Job:
Reproduce the data that follows in its entirety, character for character.

Extracted entries:
━━━━

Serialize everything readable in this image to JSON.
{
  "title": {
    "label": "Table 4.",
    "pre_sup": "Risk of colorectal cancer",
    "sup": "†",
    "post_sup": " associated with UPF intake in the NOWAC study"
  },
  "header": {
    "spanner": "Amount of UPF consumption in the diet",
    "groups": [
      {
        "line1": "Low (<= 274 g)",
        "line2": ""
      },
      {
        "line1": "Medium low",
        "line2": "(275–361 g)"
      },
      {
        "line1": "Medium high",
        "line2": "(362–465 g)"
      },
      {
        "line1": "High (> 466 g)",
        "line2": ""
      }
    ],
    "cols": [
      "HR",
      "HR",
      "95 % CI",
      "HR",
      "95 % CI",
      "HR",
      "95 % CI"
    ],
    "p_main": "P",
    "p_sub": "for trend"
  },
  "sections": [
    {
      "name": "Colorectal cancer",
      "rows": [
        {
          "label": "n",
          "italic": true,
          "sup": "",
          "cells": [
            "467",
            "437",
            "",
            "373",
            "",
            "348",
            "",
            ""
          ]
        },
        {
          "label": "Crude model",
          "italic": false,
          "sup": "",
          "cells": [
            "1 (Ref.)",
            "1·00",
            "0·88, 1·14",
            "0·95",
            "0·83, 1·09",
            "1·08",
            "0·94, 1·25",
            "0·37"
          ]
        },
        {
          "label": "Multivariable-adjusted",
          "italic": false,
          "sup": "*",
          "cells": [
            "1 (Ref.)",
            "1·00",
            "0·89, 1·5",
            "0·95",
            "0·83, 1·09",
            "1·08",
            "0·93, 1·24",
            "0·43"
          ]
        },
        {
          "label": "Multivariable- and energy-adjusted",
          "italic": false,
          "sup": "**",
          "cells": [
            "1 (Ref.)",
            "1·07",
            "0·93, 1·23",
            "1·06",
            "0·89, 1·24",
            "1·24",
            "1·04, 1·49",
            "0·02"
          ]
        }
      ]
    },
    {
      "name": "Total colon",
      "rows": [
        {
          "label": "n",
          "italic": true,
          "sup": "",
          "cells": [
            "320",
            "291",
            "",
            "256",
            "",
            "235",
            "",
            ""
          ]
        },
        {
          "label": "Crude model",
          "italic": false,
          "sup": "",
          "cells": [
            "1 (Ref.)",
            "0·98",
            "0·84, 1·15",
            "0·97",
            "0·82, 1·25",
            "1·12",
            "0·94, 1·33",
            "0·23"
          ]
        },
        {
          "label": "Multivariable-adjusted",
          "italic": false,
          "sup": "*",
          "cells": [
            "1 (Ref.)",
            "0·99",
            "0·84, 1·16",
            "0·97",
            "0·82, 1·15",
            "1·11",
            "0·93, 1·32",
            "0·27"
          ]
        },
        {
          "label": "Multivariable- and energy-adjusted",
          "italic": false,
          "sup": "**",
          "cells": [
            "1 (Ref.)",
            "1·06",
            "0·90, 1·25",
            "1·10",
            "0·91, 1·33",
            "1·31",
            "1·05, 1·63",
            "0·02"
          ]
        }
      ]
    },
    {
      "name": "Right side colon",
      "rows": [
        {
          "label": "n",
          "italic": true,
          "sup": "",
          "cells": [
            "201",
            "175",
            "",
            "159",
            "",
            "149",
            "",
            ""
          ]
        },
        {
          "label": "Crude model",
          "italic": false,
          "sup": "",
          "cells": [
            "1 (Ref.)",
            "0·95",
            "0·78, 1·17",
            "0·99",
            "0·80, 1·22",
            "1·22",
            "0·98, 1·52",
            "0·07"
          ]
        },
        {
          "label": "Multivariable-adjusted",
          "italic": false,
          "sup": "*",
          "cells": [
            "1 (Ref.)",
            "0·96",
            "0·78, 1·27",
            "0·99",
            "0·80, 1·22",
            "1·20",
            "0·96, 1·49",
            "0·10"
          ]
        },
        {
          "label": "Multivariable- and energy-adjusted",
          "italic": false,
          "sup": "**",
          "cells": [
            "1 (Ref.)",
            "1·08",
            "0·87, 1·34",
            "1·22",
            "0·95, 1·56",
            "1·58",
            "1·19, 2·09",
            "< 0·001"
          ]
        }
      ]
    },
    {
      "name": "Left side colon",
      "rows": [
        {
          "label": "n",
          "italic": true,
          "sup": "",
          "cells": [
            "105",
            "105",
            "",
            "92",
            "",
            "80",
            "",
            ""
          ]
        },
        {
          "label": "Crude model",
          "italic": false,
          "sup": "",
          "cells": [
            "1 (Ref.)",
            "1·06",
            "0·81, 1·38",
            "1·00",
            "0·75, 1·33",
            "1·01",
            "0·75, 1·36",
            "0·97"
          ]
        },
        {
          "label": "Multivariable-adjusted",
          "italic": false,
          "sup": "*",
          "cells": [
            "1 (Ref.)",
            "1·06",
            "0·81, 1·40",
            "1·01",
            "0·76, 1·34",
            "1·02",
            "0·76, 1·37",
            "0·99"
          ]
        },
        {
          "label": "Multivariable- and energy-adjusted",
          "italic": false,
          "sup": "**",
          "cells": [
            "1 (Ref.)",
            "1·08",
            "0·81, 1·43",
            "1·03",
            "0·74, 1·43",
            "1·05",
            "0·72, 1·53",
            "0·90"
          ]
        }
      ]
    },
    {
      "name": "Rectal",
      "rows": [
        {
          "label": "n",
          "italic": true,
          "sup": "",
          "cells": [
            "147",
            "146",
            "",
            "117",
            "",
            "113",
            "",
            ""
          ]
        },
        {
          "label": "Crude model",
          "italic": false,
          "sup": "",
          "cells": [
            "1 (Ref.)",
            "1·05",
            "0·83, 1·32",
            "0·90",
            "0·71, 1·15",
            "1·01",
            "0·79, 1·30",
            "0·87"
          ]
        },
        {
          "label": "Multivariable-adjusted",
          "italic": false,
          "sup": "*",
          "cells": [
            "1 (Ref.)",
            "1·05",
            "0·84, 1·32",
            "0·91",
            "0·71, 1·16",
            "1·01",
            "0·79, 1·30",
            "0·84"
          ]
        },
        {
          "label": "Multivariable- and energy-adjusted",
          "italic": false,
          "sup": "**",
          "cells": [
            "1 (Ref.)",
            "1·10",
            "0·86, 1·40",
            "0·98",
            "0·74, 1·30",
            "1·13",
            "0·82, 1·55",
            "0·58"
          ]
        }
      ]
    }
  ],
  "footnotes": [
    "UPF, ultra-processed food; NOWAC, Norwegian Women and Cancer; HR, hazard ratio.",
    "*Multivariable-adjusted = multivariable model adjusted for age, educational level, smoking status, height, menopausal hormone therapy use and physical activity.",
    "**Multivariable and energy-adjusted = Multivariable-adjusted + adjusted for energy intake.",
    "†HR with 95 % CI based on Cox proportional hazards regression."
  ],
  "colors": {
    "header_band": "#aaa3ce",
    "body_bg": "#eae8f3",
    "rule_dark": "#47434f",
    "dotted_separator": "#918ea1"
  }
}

━━━━

The answer:
Serialize everything readable in this image to JSON.
{
  "title": {
    "label": "Table 4.",
    "pre_sup": "Risk of colorectal cancer",
    "sup": "†",
    "post_sup": " associated with UPF intake in the NOWAC study"
  },
  "header": {
    "spanner": "Amount of UPF consumption in the diet",
    "groups": [
      {
        "line1": "Low (<= 274 g)",
        "line2": ""
      },
      {
        "line1": "Medium low",
        "line2": "(275–361 g)"
      },
      {
        "line1": "Medium high",
        "line2": "(362–465 g)"
      },
      {
        "line1": "High (> 466 g)",
        "line2": ""
      }
    ],
    "cols": [
      "HR",
      "HR",
      "95 % CI",
      "HR",
      "95 % CI",
      "HR",
      "95 % CI"
    ],
    "p_main": "P",
    "p_sub": "for trend"
  },
  "sections": [
    {
      "name": "Colorectal cancer",
      "rows": [
        {
          "label": "n",
          "italic": true,
          "sup": "",
          "cells": [
            "467",
            "437",
            "",
            "373",
            "",
            "348",
            "",
            ""
          ]
        },
        {
          "label": "Crude model",
          "italic": false,
          "sup": "",
          "cells": [
            "1 (Ref.)",
            "1·00",
            "0·88, 1·14",
            "0·95",
            "0·83, 1·09",
            "1·08",
            "0·94, 1·25",
            "0·37"
          ]
        },
        {
          "label": "Multivariable-adjusted",
          "italic": false,
          "sup": "*",
          "cells": [
            "1 (Ref.)",
            "1·00",
            "0·89, 1·5",
            "0·95",
            "0·83, 1·09",
            "1·08",
            "0·93, 1·24",
            "0·43"
          ]
        },
        {
          "label": "Multivariable- and energy-adjusted",
          "italic": false,
          "sup": "**",
          "cells": [
            "1 (Ref.)",
            "1·07",
            "0·93, 1·23",
            "1·06",
            "0·89, 1·24",
            "1·24",
            "1·04, 1·49",
            "0·02"
          ]
        }
      ]
    },
    {
      "name": "Total colon",
      "rows": [
        {
          "label": "n",
          "italic": true,
          "sup": "",
          "cells": [
            "320",
            "291",
            "",
            "256",
            "",
            "235",
            "",
            ""
          ]
        },
        {
          "label": "Crude model",
          "italic": false,
          "sup": "",
          "cells": [
            "1 (Ref.)",
            "0·98",
            "0·84, 1·15",
            "0·97",
            "0·82, 1·25",
            "1·12",
            "0·94, 1·33",
            "0·23"
          ]
        },
        {
          "label": "Multivariable-adjusted",
          "italic": false,
          "sup": "*",
          "cells": [
            "1 (Ref.)",
            "0·99",
            "0·84, 1·16",
            "0·97",
            "0·82, 1·15",
            "1·11",
            "0·93, 1·32",
            "0·27"
          ]
        },
        {
          "label": "Multivariable- and energy-adjusted",
          "italic": false,
          "sup": "**",
          "cells": [
            "1 (Ref.)",
            "1·06",
            "0·90, 1·25",
            "1·10",
            "0·91, 1·33",
            "1·31",
            "1·05, 1·63",
            "0·02"
          ]
        }
      ]
    },
    {
      "name": "Right side colon",
      "rows": [
        {
          "label": "n",
          "italic": true,
          "sup": "",
          "cells": [
            "201",
            "175",
            "",
            "159",
            "",
            "149",
            "",
            ""
          ]
        },
        {
          "label": "Crude model",
          "italic": false,
          "sup": "",
          "cells": [
            "1 (Ref.)",
            "0·95",
            "0·78, 1·17",
            "0·99",
            "0·80, 1·22",
            "1·22",
            "0·98, 1·52",
            "0·07"
          ]
        },
        {
          "label": "Multivariable-adjusted",
          "italic": false,
          "sup": "*",
          "cells": [
            "1 (Ref.)",
            "0·96",
            "0·78, 1·27",
            "0·99",
            "0·80, 1·22",
            "1·20",
            "0·96, 1·49",
            "0·10"
          ]
        },
        {
          "label": "Multivariable- and energy-adjusted",
          "italic": false,
          "sup": "**",
          "cells": [
            "1 (Ref.)",
            "1·08",
            "0·87, 1·34",
            "1·22",
            "0·95, 1·56",
            "1·58",
            "1·19, 2·09",
            "< 0·001"
          ]
        }
      ]
    },
    {
      "name": "Left side colon",
      "rows": [
        {
          "label": "n",
          "italic": true,
          "sup": "",
          "cells": [
            "105",
            "105",
            "",
            "92",
            "",
            "80",
            "",
            ""
          ]
        },
        {
          "label": "Crude model",
          "italic": false,
          "sup": "",
          "cells": [
            "1 (Ref.)",
            "1·06",
            "0·81, 1·38",
            "1·00",
            "0·75, 1·33",
            "1·01",
            "0·75, 1·36",
            "0·97"
          ]
        },
        {
          "label": "Multivariable-adjusted",
          "italic": false,
          "sup": "*",
          "cells": [
            "1 (Ref.)",
            "1·06",
            "0·81, 1·40",
            "1·01",
            "0·76, 1·34",
            "1·02",
            "0·76, 1·37",
            "0·99"
          ]
        },
        {
          "label": "Multivariable- and energy-adjusted",
          "italic": false,
          "sup": "**",
          "cells": [
            "1 (Ref.)",
            "1·08",
            "0·81, 1·43",
            "1·03",
            "0·74, 1·43",
            "1·05",
            "0·72, 1·53",
            "0·90"
          ]
        }
      ]
    },
    {
      "name": "Rectal",
      "rows": [
        {
          "label": "n",
          "italic": true,
          "sup": "",
          "cells": [
            "147",
            "146",
            "",
            "117",
            "",
            "113",
            "",
            ""
          ]
        },
        {
          "label": "Crude model",
          "italic": false,
          "sup": "",
          "cells": [
            "1 (Ref.)",
            "1·05",
            "0·83, 1·32",
            "0·90",
            "0·71, 1·15",
            "1·01",
            "0·79, 1·30",
            "0·87"
          ]
        },
        {
          "label": "Multivariable-adjusted",
          "italic": false,
          "sup": "*",
          "cells": [
            "1 (Ref.)",
            "1·05",
            "0·84, 1·32",
            "0·91",
            "0·71, 1·16",
            "1·01",
            "0·79, 1·30",
            "0·84"
          ]
        },
        {
          "label": "Multivariable- and energy-adjusted",
          "italic": false,
          "sup": "**",
          "cells": [
            "1 (Ref.)",
            "1·10",
            "0·86, 1·40",
            "0·98",
            "0·74, 1·30",
            "1·13",
            "0·82, 1·55",
            "0·58"
          ]
        }
      ]
    }
  ],
  "footnotes": [
    "UPF, ultra-processed food; NOWAC, Norwegian Women and Cancer; HR, hazard ratio.",
    "*Multivariable-adjusted = multivariable model adjusted for age, educational level, smoking status, height, menopausal hormone therapy use and physical activity.",
    "**Multivariable and energy-adjusted = Multivariable-adjusted + adjusted for energy intake.",
    "†HR with 95 % CI based on Cox proportional hazards regression."
  ],
  "colors": {
    "header_band": "#aaa3ce",
    "body_bg": "#eae8f3",
    "rule_dark": "#47434f",
    "dotted_separator": "#918ea1"
  }
}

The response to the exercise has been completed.